● **What is needed**: Look through the lines below and extract each one that contains "Congestion".

● **Given records**:
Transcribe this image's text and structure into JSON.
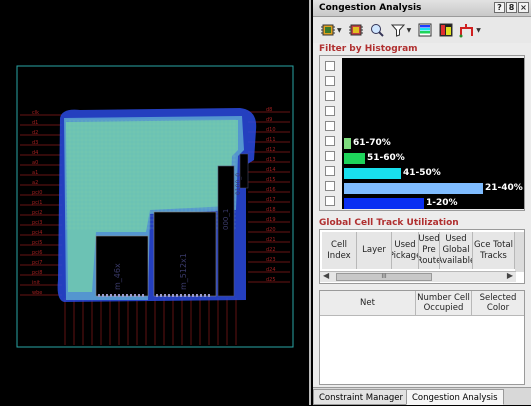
{
  "layout": {
    "pin_labels_left": [
      "clk",
      "d1",
      "d2",
      "d3",
      "d4",
      "a0",
      "a1",
      "a2",
      "pci0",
      "pci1",
      "pci2",
      "pci3",
      "pci4",
      "pci5",
      "pci6",
      "pci7",
      "pci8",
      "init",
      "wbe"
    ],
    "pin_labels_right": [
      "d8",
      "d9",
      "d10",
      "d11",
      "d12",
      "d13",
      "d14",
      "d15",
      "d16",
      "d17",
      "d18",
      "d19",
      "d20",
      "d21",
      "d22",
      "d23",
      "d24",
      "d25"
    ],
    "macro_labels": [
      "m_46x",
      "m_512x1",
      "000_1",
      "0100_0"
    ]
  },
  "panel": {
    "title": "Congestion Analysis",
    "title_buttons": [
      "?",
      "8",
      "×"
    ],
    "filter_label": "Filter by Histogram",
    "histogram": [
      {
        "label": "",
        "fraction": 0,
        "color": "#000000"
      },
      {
        "label": "",
        "fraction": 0,
        "color": "#000000"
      },
      {
        "label": "",
        "fraction": 0,
        "color": "#000000"
      },
      {
        "label": "",
        "fraction": 0,
        "color": "#000000"
      },
      {
        "label": "",
        "fraction": 0,
        "color": "#000000"
      },
      {
        "label": "61-70%",
        "fraction": 0.04,
        "color": "#7ddb7d"
      },
      {
        "label": "51-60%",
        "fraction": 0.12,
        "color": "#1ed45b"
      },
      {
        "label": "41-50%",
        "fraction": 0.32,
        "color": "#19e0ee"
      },
      {
        "label": "21-40%",
        "fraction": 0.78,
        "color": "#7fbcff"
      },
      {
        "label": "1-20%",
        "fraction": 0.45,
        "color": "#0a2ff2"
      }
    ],
    "global_label": "Global Cell Track Utilization",
    "grid_headers": [
      "Cell Index",
      "Layer",
      "Used Pickage",
      "Used Pre Route",
      "Used Global Available",
      "Gce Total Tracks"
    ],
    "scroll_text": "III",
    "table_headers": [
      "Net",
      "Number Cell Occupied",
      "Selected Color"
    ],
    "tabs": [
      "Constraint Manager",
      "Congestion Analysis"
    ],
    "active_tab": "Congestion Analysis"
  }
}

● **Answer to the task**:
    "title": "Congestion Analysis",
      "Congestion Analysis"
    "active_tab": "Congestion Analysis"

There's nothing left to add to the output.